*REQUIREMENT:*
Output all of the entries exactly as written.

########################################

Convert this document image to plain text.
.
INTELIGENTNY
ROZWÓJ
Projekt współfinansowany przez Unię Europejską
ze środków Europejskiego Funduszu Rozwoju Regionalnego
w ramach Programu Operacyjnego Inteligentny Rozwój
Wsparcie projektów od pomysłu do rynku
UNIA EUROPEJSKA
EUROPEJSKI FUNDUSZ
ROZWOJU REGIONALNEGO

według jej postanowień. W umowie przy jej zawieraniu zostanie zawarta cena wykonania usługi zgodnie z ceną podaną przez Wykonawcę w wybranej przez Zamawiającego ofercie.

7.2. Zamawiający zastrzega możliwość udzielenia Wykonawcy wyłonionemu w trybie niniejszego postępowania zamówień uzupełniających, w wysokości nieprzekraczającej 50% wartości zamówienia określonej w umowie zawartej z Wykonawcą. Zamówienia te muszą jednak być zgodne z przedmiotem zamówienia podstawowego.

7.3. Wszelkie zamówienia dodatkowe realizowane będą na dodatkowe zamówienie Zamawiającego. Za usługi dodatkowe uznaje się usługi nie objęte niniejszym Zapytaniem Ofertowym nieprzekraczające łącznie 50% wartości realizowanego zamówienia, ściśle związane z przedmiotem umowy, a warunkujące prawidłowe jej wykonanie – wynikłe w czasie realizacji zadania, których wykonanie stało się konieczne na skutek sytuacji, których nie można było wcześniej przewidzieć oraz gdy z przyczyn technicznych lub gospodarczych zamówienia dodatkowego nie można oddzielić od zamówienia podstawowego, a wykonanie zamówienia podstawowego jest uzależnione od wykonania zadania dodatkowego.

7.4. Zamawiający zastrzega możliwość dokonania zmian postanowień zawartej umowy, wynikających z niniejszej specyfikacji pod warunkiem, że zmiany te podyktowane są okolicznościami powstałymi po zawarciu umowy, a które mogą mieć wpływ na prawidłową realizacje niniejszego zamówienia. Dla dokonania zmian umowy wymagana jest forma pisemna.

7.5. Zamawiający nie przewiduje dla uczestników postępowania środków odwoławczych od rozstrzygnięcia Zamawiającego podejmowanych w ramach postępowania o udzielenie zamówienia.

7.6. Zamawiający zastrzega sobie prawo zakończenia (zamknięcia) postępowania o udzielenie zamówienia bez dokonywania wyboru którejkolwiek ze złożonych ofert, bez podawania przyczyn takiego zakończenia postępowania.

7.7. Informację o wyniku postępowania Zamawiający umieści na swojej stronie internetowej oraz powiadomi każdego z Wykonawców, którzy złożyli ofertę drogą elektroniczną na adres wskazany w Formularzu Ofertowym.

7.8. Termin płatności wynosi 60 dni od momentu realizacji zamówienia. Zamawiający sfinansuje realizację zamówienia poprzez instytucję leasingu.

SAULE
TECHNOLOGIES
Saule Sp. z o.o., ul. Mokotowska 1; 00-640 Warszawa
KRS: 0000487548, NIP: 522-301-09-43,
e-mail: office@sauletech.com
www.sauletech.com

########################################

*WRITTEN SOLUTION:*
Convert this document image to plain text.
.
INTELIGENTNY
ROZWÓJ
Projekt współfinansowany przez Unię Europejską
ze środków Europejskiego Funduszu Rozwoju Regionalnego
w ramach Programu Operacyjnego Inteligentny Rozwój
Wsparcie projektów od pomysłu do rynku
UNIA EUROPEJSKA
EUROPEJSKI FUNDUSZ
ROZWOJU REGIONALNEGO

według jej postanowień. W umowie przy jej zawieraniu zostanie zawarta cena wykonania usługi zgodnie z ceną podaną przez Wykonawcę w wybranej przez Zamawiającego ofercie.

7.2. Zamawiający zastrzega możliwość udzielenia Wykonawcy wyłonionemu w trybie niniejszego postępowania zamówień uzupełniających, w wysokości nieprzekraczającej 50% wartości zamówienia określonej w umowie zawartej z Wykonawcą. Zamówienia te muszą jednak być zgodne z przedmiotem zamówienia podstawowego.

7.3. Wszelkie zamówienia dodatkowe realizowane będą na dodatkowe zamówienie Zamawiającego. Za usługi dodatkowe uznaje się usługi nie objęte niniejszym Zapytaniem Ofertowym nieprzekraczające łącznie 50% wartości realizowanego zamówienia, ściśle związane z przedmiotem umowy, a warunkujące prawidłowe jej wykonanie – wynikłe w czasie realizacji zadania, których wykonanie stało się konieczne na skutek sytuacji, których nie można było wcześniej przewidzieć oraz gdy z przyczyn technicznych lub gospodarczych zamówienia dodatkowego nie można oddzielić od zamówienia podstawowego, a wykonanie zamówienia podstawowego jest uzależnione od wykonania zadania dodatkowego.

7.4. Zamawiający zastrzega możliwość dokonania zmian postanowień zawartej umowy, wynikających z niniejszej specyfikacji pod warunkiem, że zmiany te podyktowane są okolicznościami powstałymi po zawarciu umowy, a które mogą mieć wpływ na prawidłową realizacje niniejszego zamówienia. Dla dokonania zmian umowy wymagana jest forma pisemna.

7.5. Zamawiający nie przewiduje dla uczestników postępowania środków odwoławczych od rozstrzygnięcia Zamawiającego podejmowanych w ramach postępowania o udzielenie zamówienia.

7.6. Zamawiający zastrzega sobie prawo zakończenia (zamknięcia) postępowania o udzielenie zamówienia bez dokonywania wyboru którejkolwiek ze złożonych ofert, bez podawania przyczyn takiego zakończenia postępowania.

7.7. Informację o wyniku postępowania Zamawiający umieści na swojej stronie internetowej oraz powiadomi każdego z Wykonawców, którzy złożyli ofertę drogą elektroniczną na adres wskazany w Formularzu Ofertowym.

7.8. Termin płatności wynosi 60 dni od momentu realizacji zamówienia. Zamawiający sfinansuje realizację zamówienia poprzez instytucję leasingu.

SAULE
TECHNOLOGIES
Saule Sp. z o.o., ul. Mokotowska 1; 00-640 Warszawa
KRS: 0000487548, NIP: 522-301-09-43,
e-mail: office@sauletech.com
www.sauletech.com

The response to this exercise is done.